## Records:

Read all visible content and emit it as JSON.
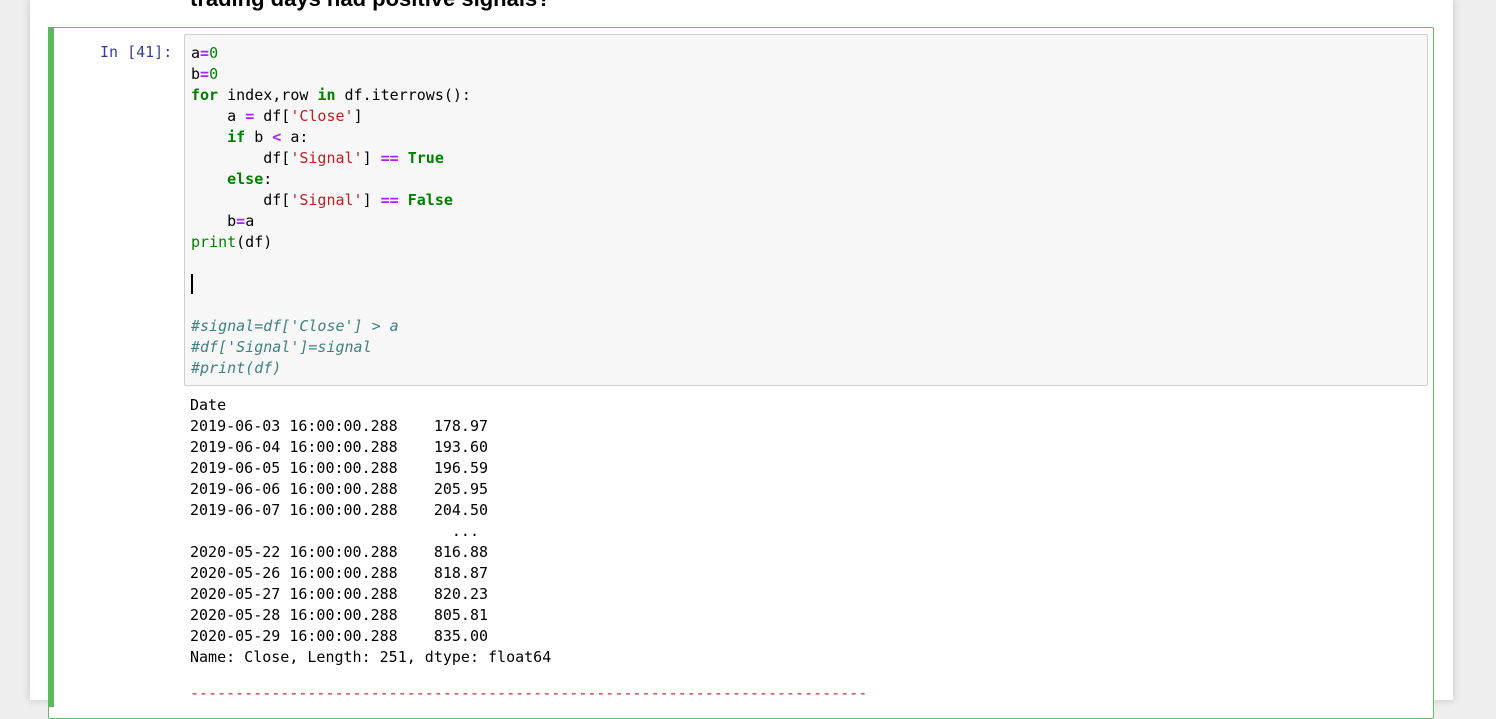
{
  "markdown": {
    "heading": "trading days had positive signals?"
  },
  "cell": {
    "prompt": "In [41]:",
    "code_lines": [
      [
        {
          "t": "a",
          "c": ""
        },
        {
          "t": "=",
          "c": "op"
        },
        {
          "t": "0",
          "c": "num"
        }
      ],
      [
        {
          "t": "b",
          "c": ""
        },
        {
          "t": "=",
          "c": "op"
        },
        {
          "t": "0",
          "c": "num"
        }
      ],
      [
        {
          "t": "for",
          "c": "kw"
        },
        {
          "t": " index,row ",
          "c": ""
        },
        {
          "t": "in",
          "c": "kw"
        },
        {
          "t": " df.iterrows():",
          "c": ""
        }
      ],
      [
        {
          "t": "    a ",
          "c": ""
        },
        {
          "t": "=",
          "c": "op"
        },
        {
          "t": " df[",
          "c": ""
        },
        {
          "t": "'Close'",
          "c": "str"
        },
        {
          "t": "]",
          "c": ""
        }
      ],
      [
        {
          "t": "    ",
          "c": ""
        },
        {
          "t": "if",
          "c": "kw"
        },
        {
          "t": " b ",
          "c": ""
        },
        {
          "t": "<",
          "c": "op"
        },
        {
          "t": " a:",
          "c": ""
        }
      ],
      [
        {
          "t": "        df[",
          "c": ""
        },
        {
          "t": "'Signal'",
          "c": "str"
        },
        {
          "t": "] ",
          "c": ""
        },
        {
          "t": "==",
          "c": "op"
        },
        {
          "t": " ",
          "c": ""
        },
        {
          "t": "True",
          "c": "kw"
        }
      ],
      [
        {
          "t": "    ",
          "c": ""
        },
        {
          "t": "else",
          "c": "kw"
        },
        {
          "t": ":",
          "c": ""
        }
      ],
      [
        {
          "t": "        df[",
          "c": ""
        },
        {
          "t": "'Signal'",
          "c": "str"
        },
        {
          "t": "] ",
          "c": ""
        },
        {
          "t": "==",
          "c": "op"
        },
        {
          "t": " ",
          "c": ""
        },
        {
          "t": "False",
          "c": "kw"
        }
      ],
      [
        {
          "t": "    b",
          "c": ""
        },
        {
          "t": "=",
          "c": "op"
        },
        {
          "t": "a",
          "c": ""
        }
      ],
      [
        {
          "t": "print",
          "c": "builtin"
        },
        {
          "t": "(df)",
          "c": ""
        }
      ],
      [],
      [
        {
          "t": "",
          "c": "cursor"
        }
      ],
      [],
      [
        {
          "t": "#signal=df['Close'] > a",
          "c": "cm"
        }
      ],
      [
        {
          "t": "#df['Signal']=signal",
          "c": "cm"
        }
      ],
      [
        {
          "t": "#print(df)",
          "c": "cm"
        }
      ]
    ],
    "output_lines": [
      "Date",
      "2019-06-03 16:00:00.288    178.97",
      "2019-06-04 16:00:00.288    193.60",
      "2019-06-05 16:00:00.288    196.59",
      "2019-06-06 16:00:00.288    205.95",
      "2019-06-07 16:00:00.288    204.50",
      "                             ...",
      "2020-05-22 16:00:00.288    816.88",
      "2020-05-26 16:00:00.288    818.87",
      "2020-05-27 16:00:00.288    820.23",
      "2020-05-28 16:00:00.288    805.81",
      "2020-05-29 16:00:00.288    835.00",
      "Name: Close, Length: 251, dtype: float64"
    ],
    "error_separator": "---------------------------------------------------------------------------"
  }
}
---
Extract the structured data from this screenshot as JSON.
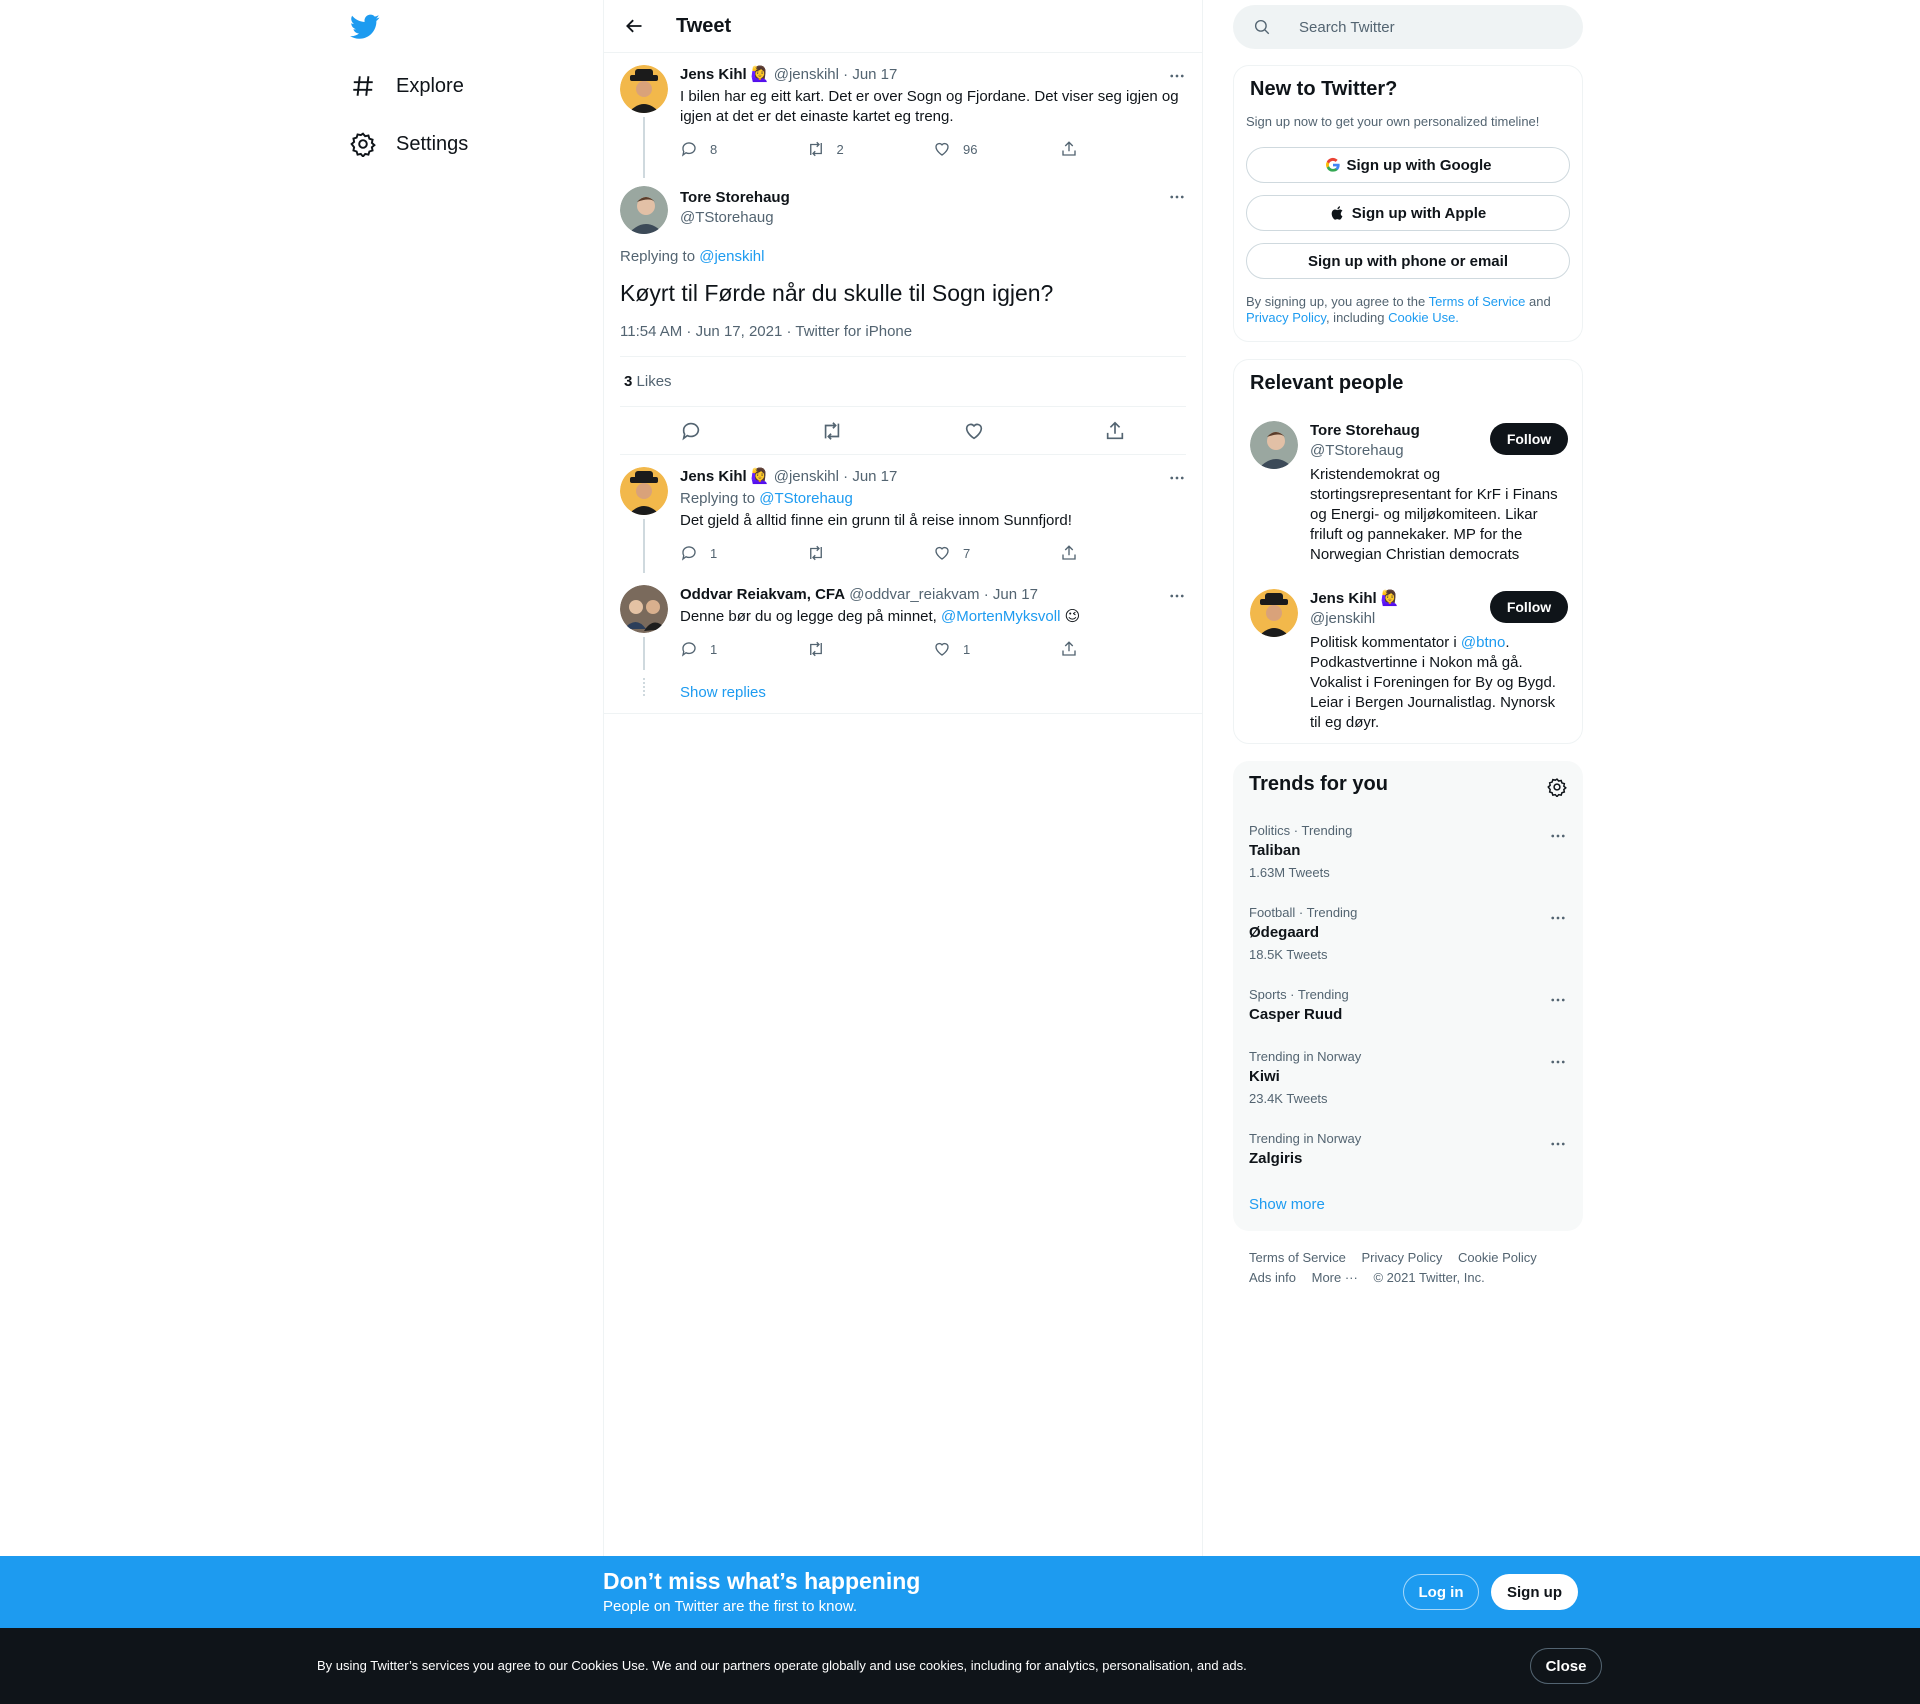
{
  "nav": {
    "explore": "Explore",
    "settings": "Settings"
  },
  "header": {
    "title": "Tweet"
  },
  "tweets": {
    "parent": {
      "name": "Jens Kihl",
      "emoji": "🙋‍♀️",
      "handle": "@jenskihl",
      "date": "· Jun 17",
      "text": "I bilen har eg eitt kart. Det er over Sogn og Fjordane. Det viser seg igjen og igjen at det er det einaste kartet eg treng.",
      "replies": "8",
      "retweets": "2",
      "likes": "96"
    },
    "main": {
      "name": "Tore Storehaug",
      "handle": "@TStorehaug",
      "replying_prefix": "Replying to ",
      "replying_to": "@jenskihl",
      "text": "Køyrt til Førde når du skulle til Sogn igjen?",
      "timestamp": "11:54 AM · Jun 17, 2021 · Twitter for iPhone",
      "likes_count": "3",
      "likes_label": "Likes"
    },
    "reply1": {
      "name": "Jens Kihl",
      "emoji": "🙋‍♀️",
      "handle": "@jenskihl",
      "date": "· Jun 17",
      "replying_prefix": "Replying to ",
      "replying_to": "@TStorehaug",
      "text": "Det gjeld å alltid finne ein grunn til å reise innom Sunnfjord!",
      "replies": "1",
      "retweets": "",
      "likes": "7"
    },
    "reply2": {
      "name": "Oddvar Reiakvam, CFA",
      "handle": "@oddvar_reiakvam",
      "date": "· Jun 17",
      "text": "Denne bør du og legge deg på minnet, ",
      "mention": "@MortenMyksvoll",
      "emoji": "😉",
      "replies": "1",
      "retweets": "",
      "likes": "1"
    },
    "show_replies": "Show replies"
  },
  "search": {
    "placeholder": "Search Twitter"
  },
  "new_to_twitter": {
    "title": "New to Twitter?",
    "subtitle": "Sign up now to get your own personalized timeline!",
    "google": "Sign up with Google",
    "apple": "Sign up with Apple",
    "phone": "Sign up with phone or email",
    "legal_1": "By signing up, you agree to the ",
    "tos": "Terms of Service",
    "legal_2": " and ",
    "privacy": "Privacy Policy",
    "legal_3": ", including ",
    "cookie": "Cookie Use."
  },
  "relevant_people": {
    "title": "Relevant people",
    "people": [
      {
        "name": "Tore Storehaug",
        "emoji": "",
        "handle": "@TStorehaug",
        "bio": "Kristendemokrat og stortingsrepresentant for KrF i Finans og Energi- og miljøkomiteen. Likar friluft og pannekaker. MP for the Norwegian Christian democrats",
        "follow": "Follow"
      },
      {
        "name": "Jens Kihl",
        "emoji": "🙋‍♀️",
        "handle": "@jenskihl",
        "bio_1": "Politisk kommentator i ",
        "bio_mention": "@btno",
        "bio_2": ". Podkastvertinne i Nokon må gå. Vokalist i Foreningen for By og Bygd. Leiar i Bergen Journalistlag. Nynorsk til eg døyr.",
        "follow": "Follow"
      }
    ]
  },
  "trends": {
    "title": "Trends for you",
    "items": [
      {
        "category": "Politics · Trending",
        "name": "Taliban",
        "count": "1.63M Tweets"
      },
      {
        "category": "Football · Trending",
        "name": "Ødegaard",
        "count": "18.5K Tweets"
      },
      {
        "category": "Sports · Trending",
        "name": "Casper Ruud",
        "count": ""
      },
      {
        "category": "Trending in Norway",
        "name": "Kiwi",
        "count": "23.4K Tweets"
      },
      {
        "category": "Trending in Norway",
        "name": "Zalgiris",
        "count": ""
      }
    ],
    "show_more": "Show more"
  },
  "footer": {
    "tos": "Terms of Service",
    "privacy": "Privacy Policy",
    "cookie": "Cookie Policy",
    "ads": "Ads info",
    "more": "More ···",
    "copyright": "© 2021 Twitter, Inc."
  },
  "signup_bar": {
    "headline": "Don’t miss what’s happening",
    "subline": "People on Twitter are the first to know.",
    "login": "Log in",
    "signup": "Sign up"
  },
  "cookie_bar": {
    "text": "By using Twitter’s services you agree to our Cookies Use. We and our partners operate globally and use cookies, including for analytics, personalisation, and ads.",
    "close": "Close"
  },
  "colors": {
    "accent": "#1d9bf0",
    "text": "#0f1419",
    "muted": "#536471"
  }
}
---
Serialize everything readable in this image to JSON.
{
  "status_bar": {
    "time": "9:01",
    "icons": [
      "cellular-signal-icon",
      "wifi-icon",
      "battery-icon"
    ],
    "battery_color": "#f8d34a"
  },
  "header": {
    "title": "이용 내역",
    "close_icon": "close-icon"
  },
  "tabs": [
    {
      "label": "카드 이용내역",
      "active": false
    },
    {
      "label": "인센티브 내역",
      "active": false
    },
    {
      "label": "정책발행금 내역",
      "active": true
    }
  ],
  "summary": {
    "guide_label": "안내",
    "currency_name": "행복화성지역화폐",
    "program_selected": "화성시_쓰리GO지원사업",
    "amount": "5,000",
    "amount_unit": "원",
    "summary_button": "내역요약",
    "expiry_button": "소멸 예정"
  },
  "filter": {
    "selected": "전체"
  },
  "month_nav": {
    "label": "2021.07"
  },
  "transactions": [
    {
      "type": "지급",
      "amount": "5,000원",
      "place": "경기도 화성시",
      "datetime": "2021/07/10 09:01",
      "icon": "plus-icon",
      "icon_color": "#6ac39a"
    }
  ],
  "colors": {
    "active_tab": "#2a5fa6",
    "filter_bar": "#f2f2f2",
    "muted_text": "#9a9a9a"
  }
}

## TASK TO COMPLETE:
Where a line of the records above holds the word "igjen", copy that line.

## SOLVED PROBLEM:
      "text": "I bilen har eg eitt kart. Det er over Sogn og Fjordane. Det viser seg igjen og igjen at det er det einaste kartet eg treng.",
      "text": "Køyrt til Førde når du skulle til Sogn igjen?",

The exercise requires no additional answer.